**PROBLEM DETAILS**
Give all the lines below again, exactly, with no pictures.

** START PROVIDED DATA **

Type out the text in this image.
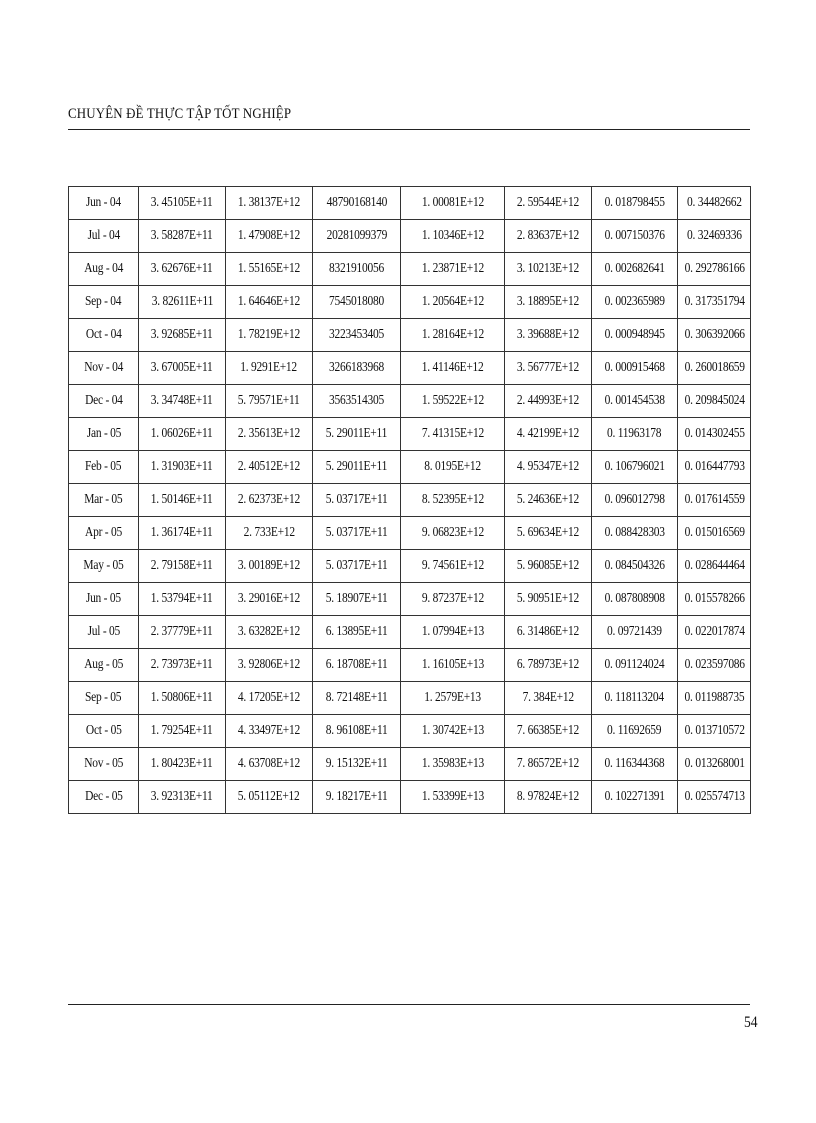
CHUYÊN ĐỀ THỰC TẬP TỐT NGHIỆP
Jun - 04	3. 45105E+11	1. 38137E+12	48790168140	1. 00081E+12	2. 59544E+12	0. 018798455	0. 34482662
Jul - 04	3. 58287E+11	1. 47908E+12	20281099379	1. 10346E+12	2. 83637E+12	0. 007150376	0. 32469336
Aug - 04	3. 62676E+11	1. 55165E+12	8321910056	1. 23871E+12	3. 10213E+12	0. 002682641	0. 292786166
Sep - 04	3. 82611E+11	1. 64646E+12	7545018080	1. 20564E+12	3. 18895E+12	0. 002365989	0. 317351794
Oct - 04	3. 92685E+11	1. 78219E+12	3223453405	1. 28164E+12	3. 39688E+12	0. 000948945	0. 306392066
Nov - 04	3. 67005E+11	1. 9291E+12	3266183968	1. 41146E+12	3. 56777E+12	0. 000915468	0. 260018659
Dec - 04	3. 34748E+11	5. 79571E+11	3563514305	1. 59522E+12	2. 44993E+12	0. 001454538	0. 209845024
Jan - 05	1. 06026E+11	2. 35613E+12	5. 29011E+11	7. 41315E+12	4. 42199E+12	0. 11963178	0. 014302455
Feb - 05	1. 31903E+11	2. 40512E+12	5. 29011E+11	8. 0195E+12	4. 95347E+12	0. 106796021	0. 016447793
Mar - 05	1. 50146E+11	2. 62373E+12	5. 03717E+11	8. 52395E+12	5. 24636E+12	0. 096012798	0. 017614559
Apr - 05	1. 36174E+11	2. 733E+12	5. 03717E+11	9. 06823E+12	5. 69634E+12	0. 088428303	0. 015016569
May - 05	2. 79158E+11	3. 00189E+12	5. 03717E+11	9. 74561E+12	5. 96085E+12	0. 084504326	0. 028644464
Jun - 05	1. 53794E+11	3. 29016E+12	5. 18907E+11	9. 87237E+12	5. 90951E+12	0. 087808908	0. 015578266
Jul - 05	2. 37779E+11	3. 63282E+12	6. 13895E+11	1. 07994E+13	6. 31486E+12	0. 09721439	0. 022017874
Aug - 05	2. 73973E+11	3. 92806E+12	6. 18708E+11	1. 16105E+13	6. 78973E+12	0. 091124024	0. 023597086
Sep - 05	1. 50806E+11	4. 17205E+12	8. 72148E+11	1. 2579E+13	7. 384E+12	0. 118113204	0. 011988735
Oct - 05	1. 79254E+11	4. 33497E+12	8. 96108E+11	1. 30742E+13	7. 66385E+12	0. 11692659	0. 013710572
Nov - 05	1. 80423E+11	4. 63708E+12	9. 15132E+11	1. 35983E+13	7. 86572E+12	0. 116344368	0. 013268001
Dec - 05	3. 92313E+11	5. 05112E+12	9. 18217E+11	1. 53399E+13	8. 97824E+12	0. 102271391	0. 025574713
54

** END PROVIDED DATA **

**EXERCISE SOLUTION**
Type out the text in this image.
CHUYÊN ĐỀ THỰC TẬP TỐT NGHIỆP
Jun - 04	3. 45105E+11	1. 38137E+12	48790168140	1. 00081E+12	2. 59544E+12	0. 018798455	0. 34482662
Jul - 04	3. 58287E+11	1. 47908E+12	20281099379	1. 10346E+12	2. 83637E+12	0. 007150376	0. 32469336
Aug - 04	3. 62676E+11	1. 55165E+12	8321910056	1. 23871E+12	3. 10213E+12	0. 002682641	0. 292786166
Sep - 04	3. 82611E+11	1. 64646E+12	7545018080	1. 20564E+12	3. 18895E+12	0. 002365989	0. 317351794
Oct - 04	3. 92685E+11	1. 78219E+12	3223453405	1. 28164E+12	3. 39688E+12	0. 000948945	0. 306392066
Nov - 04	3. 67005E+11	1. 9291E+12	3266183968	1. 41146E+12	3. 56777E+12	0. 000915468	0. 260018659
Dec - 04	3. 34748E+11	5. 79571E+11	3563514305	1. 59522E+12	2. 44993E+12	0. 001454538	0. 209845024
Jan - 05	1. 06026E+11	2. 35613E+12	5. 29011E+11	7. 41315E+12	4. 42199E+12	0. 11963178	0. 014302455
Feb - 05	1. 31903E+11	2. 40512E+12	5. 29011E+11	8. 0195E+12	4. 95347E+12	0. 106796021	0. 016447793
Mar - 05	1. 50146E+11	2. 62373E+12	5. 03717E+11	8. 52395E+12	5. 24636E+12	0. 096012798	0. 017614559
Apr - 05	1. 36174E+11	2. 733E+12	5. 03717E+11	9. 06823E+12	5. 69634E+12	0. 088428303	0. 015016569
May - 05	2. 79158E+11	3. 00189E+12	5. 03717E+11	9. 74561E+12	5. 96085E+12	0. 084504326	0. 028644464
Jun - 05	1. 53794E+11	3. 29016E+12	5. 18907E+11	9. 87237E+12	5. 90951E+12	0. 087808908	0. 015578266
Jul - 05	2. 37779E+11	3. 63282E+12	6. 13895E+11	1. 07994E+13	6. 31486E+12	0. 09721439	0. 022017874
Aug - 05	2. 73973E+11	3. 92806E+12	6. 18708E+11	1. 16105E+13	6. 78973E+12	0. 091124024	0. 023597086
Sep - 05	1. 50806E+11	4. 17205E+12	8. 72148E+11	1. 2579E+13	7. 384E+12	0. 118113204	0. 011988735
Oct - 05	1. 79254E+11	4. 33497E+12	8. 96108E+11	1. 30742E+13	7. 66385E+12	0. 11692659	0. 013710572
Nov - 05	1. 80423E+11	4. 63708E+12	9. 15132E+11	1. 35983E+13	7. 86572E+12	0. 116344368	0. 013268001
Dec - 05	3. 92313E+11	5. 05112E+12	9. 18217E+11	1. 53399E+13	8. 97824E+12	0. 102271391	0. 025574713
54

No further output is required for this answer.